## begin Data supplied
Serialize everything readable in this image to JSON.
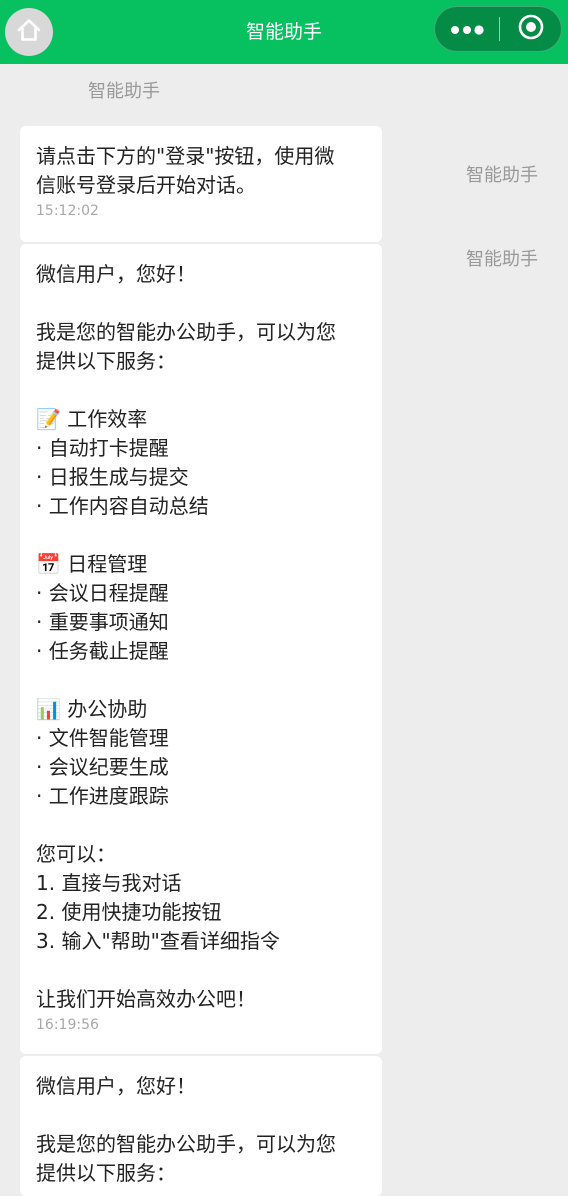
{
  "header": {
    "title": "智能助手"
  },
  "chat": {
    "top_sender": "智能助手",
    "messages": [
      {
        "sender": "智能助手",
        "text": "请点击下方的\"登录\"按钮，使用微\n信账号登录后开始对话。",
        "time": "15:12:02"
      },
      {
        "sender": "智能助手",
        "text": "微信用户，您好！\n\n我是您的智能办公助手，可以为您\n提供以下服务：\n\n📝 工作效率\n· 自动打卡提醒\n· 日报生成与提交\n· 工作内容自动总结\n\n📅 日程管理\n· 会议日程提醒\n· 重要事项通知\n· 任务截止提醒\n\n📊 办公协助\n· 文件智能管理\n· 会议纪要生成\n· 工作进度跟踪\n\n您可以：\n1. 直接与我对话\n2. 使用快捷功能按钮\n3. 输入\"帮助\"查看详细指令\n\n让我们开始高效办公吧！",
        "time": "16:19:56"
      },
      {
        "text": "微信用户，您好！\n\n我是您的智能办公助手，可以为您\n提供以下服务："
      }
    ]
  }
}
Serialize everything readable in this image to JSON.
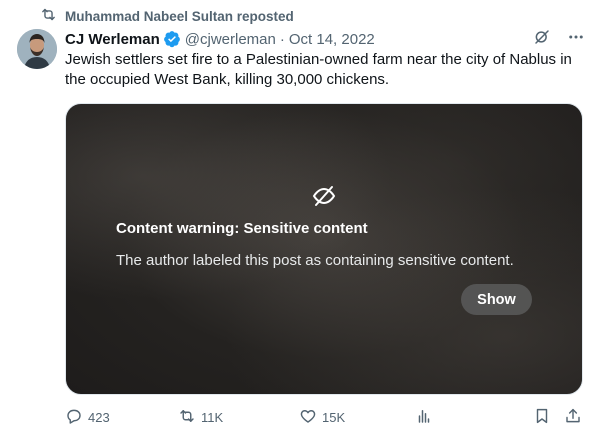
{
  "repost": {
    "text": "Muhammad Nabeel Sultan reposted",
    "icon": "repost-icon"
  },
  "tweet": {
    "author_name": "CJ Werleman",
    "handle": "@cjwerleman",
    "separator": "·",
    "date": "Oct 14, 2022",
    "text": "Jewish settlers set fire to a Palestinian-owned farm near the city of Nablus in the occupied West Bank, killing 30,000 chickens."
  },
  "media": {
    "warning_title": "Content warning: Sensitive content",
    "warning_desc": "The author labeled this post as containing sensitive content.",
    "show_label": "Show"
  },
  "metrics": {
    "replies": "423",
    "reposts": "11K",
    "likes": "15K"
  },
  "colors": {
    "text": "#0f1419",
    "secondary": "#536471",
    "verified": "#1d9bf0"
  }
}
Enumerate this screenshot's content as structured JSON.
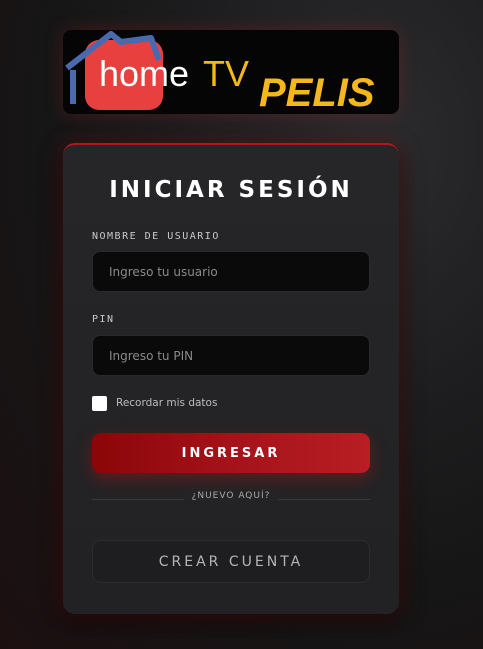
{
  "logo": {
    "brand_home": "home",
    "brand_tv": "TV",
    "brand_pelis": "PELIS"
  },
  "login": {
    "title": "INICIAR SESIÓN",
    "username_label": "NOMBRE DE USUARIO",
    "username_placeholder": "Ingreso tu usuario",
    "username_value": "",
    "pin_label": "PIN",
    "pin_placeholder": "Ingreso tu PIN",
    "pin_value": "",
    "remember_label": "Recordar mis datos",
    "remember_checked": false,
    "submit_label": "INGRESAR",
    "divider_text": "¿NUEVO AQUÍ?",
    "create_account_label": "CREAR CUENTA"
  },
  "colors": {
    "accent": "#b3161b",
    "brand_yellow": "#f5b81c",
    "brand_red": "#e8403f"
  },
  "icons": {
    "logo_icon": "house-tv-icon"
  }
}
## end Data supplied
## begin Data supplied
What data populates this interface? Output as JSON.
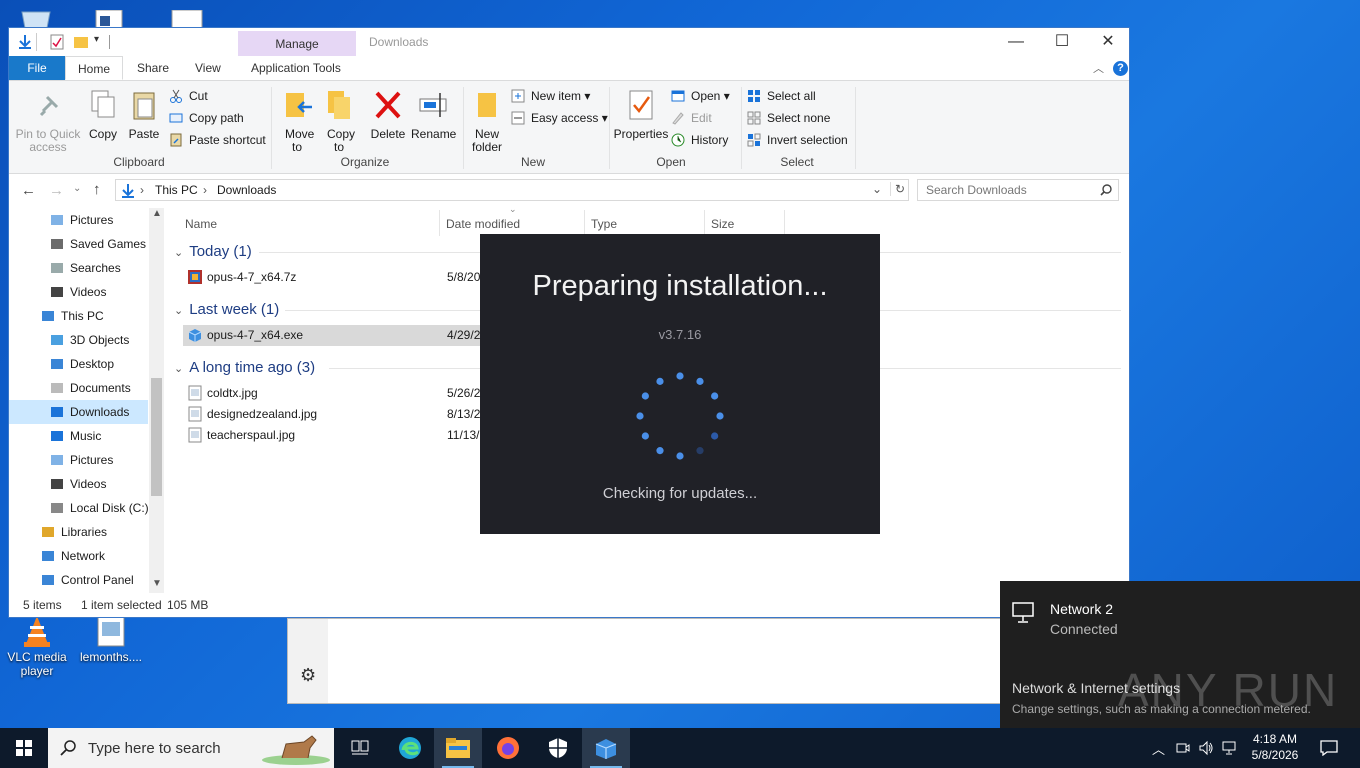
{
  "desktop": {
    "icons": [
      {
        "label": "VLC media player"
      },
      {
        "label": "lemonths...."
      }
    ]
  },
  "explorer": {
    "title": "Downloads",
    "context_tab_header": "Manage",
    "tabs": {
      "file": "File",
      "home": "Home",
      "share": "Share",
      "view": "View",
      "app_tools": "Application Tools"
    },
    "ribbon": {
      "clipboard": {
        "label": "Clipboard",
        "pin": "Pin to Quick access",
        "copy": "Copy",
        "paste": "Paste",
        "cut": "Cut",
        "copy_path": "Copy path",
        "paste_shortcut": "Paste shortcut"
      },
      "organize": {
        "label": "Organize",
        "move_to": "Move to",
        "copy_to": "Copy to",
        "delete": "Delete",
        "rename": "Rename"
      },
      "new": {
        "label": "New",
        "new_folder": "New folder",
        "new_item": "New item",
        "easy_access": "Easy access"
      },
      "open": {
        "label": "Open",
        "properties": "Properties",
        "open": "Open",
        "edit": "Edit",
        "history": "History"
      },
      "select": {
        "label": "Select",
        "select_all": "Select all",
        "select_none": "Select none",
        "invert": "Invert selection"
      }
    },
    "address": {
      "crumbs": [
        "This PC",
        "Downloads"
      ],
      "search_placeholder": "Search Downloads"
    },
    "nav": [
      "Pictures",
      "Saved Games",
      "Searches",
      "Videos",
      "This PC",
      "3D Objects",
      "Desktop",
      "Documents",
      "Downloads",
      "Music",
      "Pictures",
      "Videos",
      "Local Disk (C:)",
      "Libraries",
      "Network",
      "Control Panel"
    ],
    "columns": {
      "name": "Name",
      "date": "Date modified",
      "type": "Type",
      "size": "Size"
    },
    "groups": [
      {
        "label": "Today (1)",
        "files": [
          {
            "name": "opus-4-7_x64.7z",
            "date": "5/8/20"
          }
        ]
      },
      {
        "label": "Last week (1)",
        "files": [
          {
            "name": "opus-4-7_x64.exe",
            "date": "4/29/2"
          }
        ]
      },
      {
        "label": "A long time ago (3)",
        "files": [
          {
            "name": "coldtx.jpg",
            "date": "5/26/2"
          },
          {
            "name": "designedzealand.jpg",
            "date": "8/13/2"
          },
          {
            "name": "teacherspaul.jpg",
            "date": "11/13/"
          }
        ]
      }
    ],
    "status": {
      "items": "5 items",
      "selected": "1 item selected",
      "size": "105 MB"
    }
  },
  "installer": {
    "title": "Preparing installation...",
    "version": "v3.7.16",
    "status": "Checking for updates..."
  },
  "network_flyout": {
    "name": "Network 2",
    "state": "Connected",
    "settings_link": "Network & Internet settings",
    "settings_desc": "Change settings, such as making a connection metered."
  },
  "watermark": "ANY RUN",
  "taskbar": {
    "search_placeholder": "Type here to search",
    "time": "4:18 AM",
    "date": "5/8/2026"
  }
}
## end Data supplied
## begin Data supplied
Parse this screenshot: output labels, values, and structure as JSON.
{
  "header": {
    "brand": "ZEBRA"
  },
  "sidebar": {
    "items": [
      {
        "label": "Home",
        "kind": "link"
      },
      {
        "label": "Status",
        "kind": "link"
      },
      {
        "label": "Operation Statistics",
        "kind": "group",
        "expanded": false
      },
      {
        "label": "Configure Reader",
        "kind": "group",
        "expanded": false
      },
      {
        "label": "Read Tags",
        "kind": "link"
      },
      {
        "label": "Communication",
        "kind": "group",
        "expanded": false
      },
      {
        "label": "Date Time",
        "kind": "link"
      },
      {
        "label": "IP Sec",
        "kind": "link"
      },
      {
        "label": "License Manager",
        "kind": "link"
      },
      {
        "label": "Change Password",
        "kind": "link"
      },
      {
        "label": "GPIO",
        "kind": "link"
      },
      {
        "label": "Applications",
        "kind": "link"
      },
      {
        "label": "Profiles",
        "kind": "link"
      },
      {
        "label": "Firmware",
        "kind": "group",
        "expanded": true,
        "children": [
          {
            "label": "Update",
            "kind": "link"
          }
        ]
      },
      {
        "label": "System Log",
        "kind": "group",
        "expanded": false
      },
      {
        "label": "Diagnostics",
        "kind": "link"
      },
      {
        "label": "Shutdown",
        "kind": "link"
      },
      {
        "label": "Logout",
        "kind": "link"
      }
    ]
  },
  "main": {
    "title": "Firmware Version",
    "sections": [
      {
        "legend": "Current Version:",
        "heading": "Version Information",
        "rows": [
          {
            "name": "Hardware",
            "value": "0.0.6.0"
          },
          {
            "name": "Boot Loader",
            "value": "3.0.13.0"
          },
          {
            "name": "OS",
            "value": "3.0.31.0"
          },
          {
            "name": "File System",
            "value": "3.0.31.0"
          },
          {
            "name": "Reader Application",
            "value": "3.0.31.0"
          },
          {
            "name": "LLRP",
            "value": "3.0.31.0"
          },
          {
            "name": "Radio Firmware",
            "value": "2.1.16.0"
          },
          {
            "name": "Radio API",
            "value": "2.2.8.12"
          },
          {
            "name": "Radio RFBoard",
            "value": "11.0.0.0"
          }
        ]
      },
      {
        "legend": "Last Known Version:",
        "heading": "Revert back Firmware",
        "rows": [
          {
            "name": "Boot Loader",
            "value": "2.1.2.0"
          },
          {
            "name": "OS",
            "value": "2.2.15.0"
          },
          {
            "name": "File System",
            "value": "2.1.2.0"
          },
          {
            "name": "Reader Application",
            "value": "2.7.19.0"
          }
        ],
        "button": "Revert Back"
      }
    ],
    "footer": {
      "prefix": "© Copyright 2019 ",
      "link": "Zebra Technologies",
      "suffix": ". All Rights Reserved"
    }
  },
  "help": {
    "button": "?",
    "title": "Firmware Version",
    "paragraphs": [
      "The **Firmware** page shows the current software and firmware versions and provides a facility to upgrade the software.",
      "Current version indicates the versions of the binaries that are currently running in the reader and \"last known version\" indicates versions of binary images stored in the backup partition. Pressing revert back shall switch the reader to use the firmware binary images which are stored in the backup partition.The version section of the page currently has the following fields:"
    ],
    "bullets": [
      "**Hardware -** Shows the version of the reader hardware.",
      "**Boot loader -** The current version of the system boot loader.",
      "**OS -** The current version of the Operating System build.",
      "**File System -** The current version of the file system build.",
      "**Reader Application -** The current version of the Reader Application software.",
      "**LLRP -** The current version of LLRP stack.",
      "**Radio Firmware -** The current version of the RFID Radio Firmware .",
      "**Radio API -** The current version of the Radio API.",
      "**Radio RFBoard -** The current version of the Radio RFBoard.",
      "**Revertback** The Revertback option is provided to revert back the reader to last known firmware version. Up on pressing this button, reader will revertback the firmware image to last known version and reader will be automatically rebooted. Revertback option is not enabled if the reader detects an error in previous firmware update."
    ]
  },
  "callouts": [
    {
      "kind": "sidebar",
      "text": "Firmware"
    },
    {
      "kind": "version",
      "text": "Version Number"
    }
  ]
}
## end Data supplied
_Requirements:_
List the lines of the entries that include "button".

_The solution:_
        "button": "Revert Back"
    "button": "?",
      "**Revertback** The Revertback option is provided to revert back the reader to last known firmware version. Up on pressing this button, reader will revertback the firmware image to last known version and reader will be automatically rebooted. Revertback option is not enabled if the reader detects an error in previous firmware update."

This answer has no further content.